If President Roh had any ounce of decency and moral courage in him he would demand that Kim Jong-il return the 3,790 South Korean citizens kidnapped by North Korea over the years along with accounting for the many thousands more of Korean War POWs. If he was able to win the release of these people from the gulag that is North Korea, than Roh would be worthy of some legacy, but I fully expect that winning the freedom for these South Korean citizens will be left to 66 year old grandmas to do. But, hey “peace and prosperity on the Korean peninsula” is on its way.

Actually predicting that a second inter-Korean summit was going to happen was quite easy and predicting what is going to come out of it is even easier. Expect Kim Jong-il to only make vague promises and declarations with no substance. President Roh understands Kim Jong-il won’t denuclearize or make any major concessions, but that isn’t what a second inter-Korean summit is about. It is all about the photo-op and keeping the myth of progress alive.

Personally I think a photo of President Roh toasting Kim Jong-il, ala Madeline Albright, will be a fitting legacy for Roh.

You can read a whole lot more over at Lost Nomad and the Marmot’s Hole.

North Threatens South Over Maritime Border

After South Korea gave North Korea $80 billion dollars for the World’s Most Expensive Tain Ride last week, you would expect North Korea would at least show some gratitude and behave for a little while, right?  No, wrong:

North Korea’s navy on Monday accused South Korea of sending warships into its waters off the divided peninsula’s west coast, warning the South would face unspecified “consequences” if the alleged provocations continue.

The South’s Defence Ministry rejected the North’s accusation.

“We never violated the Northern Limit Line,” said a ministry official, referring to the UN-drawn sea border. The official spoke on condition of anonymity citing policy.

The North’s navy command said that the South’s “warlike forces infiltrated” warships into its territorial waters many times recently, according to a statement carried by the North’s Korean Central News Agency.

“If the South’s military ignores our warning and sticks to military provocations like this, it will be forced to take full responsibility for all consequences,” the North’s navy said.

It did not elaborate on what those “consequences” would be.

It seems like this is always the time of year North Korea begins causing trouble along the maritime border.  Next month will be the 5 year anniversary of the West Sea Naval Battle where North Korea murdered six South Korean sailors which the South Korean government has done everything possible to cover up and pretend it didn’t happen.  Could North Korea be setting conditions once again to provoke another incident on the maritime border?

World's Most Expensive Train Ride

After an $80 million bribe a train has finally traveled a few miles across the DMZ into North Korea:

Trains crossed the heavily fortified Demilitarized Zone on Thursday for the first rail journey through the border dividing the two Koreas in more than half a century, the latest symbol of historic reconciliation between the longtime foes.The one-time test run of trains through the 2 1/2-mile-wide no man’s land along two restored tracks on the west and east sides of the peninsula comes after repeated delays since the rail lines were linked in 2003 — and despite unresolved tensions over the North’s nuclear weapons.

◆ Given information:
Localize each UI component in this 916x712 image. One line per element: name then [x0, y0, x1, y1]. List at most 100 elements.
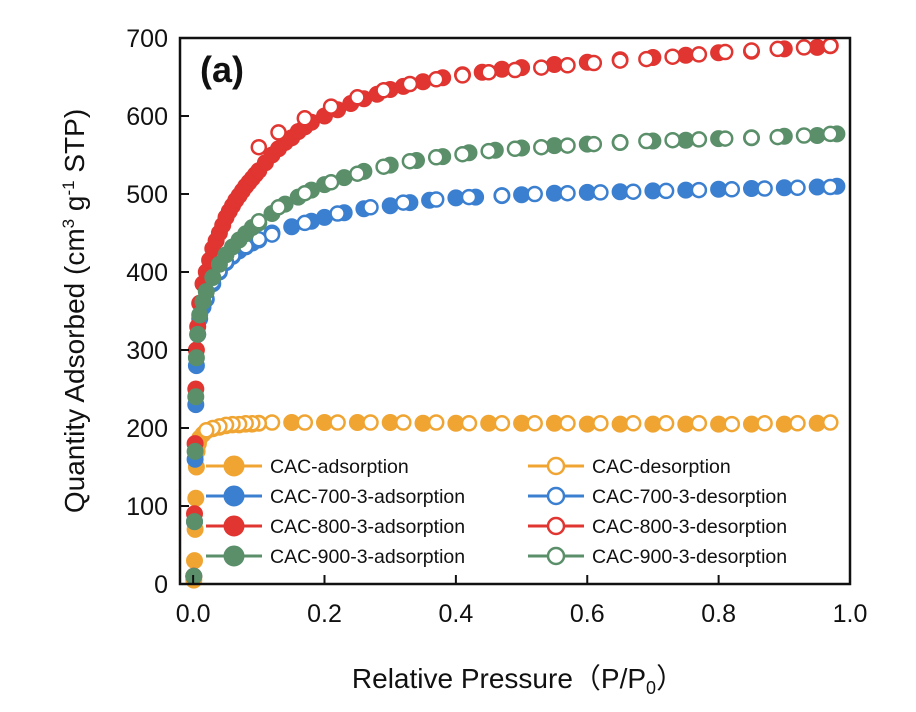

◆ The request:
Update the stretch of the North Korea post from "After South Korea" through "anonymity citing policy." so that "naval vessels" replaces "warships".

◆ Solution to this problem:
After South Korea gave North Korea $80 billion dollars for the World’s Most Expensive Tain Ride last week, you would expect North Korea would at least show some gratitude and behave for a little while, right?  No, wrong:

North Korea’s navy on Monday accused South Korea of sending naval vessels into its waters off the divided peninsula’s west coast, warning the South would face unspecified “consequences” if the alleged provocations continue.

The South’s Defence Ministry rejected the North’s accusation.

“We never violated the Northern Limit Line,” said a ministry official, referring to the UN-drawn sea border. The official spoke on condition of anonymity citing policy.